**Exercise details:** Give the data from its first line through the line containing "videowall-grid-icon [32, 214, 47, 227]", both ends included, as a JSON list of strings with one string per line and blank lines omitted.

— begin Record list —

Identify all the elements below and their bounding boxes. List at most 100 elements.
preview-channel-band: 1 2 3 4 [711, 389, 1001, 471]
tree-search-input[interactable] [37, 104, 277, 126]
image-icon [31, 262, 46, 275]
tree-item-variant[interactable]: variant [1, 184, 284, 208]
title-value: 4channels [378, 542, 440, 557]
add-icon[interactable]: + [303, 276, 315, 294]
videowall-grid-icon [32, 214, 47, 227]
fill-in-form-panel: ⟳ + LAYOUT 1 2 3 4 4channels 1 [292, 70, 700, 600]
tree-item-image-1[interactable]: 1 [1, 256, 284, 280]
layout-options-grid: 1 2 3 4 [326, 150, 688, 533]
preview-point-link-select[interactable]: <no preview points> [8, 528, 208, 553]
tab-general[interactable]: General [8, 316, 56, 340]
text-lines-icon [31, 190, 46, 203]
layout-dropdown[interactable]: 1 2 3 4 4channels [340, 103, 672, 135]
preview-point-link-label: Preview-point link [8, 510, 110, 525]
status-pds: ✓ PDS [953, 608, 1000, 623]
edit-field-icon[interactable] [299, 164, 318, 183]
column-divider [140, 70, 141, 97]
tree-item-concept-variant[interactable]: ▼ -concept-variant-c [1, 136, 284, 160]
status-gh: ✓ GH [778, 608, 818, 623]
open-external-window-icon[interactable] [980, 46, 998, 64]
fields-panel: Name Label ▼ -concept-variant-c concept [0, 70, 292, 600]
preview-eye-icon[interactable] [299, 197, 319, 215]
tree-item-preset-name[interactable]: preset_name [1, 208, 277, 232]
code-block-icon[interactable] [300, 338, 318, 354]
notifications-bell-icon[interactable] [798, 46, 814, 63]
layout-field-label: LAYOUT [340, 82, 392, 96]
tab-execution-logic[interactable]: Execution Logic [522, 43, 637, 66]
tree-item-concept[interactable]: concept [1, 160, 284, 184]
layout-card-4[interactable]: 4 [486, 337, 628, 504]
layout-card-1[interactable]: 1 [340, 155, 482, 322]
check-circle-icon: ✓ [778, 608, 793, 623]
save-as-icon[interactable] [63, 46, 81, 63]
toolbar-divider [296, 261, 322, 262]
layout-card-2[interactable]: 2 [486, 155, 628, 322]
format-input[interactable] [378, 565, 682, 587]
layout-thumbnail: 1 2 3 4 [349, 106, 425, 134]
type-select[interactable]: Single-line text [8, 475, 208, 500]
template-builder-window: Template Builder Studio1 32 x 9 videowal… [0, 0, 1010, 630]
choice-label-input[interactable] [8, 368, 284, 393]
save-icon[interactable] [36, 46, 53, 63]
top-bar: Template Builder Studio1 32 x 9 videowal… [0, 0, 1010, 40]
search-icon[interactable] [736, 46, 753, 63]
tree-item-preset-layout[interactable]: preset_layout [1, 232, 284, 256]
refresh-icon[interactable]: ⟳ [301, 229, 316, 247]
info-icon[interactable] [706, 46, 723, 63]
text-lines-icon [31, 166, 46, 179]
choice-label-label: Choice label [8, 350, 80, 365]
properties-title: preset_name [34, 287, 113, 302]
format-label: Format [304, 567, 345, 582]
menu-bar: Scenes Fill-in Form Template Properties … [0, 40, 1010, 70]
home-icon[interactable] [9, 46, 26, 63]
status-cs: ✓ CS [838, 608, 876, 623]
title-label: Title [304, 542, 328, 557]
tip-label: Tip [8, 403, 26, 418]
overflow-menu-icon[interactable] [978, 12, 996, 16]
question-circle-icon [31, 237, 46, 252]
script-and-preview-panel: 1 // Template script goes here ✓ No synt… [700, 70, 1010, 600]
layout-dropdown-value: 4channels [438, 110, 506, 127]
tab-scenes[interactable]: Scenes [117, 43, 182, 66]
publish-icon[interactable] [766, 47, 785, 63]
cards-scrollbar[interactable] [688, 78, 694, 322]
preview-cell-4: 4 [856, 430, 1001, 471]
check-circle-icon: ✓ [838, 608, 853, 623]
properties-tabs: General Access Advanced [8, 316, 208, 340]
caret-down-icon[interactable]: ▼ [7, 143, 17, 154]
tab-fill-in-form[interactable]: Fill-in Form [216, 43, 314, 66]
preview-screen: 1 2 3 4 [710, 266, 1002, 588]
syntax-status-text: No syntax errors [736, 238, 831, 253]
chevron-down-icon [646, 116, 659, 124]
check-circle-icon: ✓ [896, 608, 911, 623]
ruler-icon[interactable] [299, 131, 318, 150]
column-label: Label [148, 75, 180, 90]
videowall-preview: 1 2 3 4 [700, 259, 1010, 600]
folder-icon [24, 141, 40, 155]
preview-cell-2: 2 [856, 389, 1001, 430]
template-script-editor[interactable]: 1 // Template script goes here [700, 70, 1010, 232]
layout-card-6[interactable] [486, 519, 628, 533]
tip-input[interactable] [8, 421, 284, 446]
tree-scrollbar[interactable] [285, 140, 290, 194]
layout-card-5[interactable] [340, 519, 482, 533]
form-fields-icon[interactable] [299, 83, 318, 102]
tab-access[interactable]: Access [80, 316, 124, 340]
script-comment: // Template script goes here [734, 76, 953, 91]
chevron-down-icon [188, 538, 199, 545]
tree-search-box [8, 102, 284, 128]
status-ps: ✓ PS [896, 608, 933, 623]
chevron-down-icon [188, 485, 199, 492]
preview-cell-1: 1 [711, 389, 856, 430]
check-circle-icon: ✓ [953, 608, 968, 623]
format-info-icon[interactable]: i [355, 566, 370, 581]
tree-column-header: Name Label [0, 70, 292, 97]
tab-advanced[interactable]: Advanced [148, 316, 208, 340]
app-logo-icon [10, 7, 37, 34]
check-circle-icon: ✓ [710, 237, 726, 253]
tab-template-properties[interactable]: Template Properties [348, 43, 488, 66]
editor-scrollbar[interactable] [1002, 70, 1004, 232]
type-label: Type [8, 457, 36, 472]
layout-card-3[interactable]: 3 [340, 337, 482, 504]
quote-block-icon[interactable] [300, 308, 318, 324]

— end Record list —

**Completed task:**
[
  "Identify all the elements below and their bounding boxes. List at most 100 elements.",
  "preview-channel-band: 1 2 3 4 [711, 389, 1001, 471]",
  "tree-search-input[interactable] [37, 104, 277, 126]",
  "image-icon [31, 262, 46, 275]",
  "tree-item-variant[interactable]: variant [1, 184, 284, 208]",
  "title-value: 4channels [378, 542, 440, 557]",
  "add-icon[interactable]: + [303, 276, 315, 294]",
  "videowall-grid-icon [32, 214, 47, 227]"
]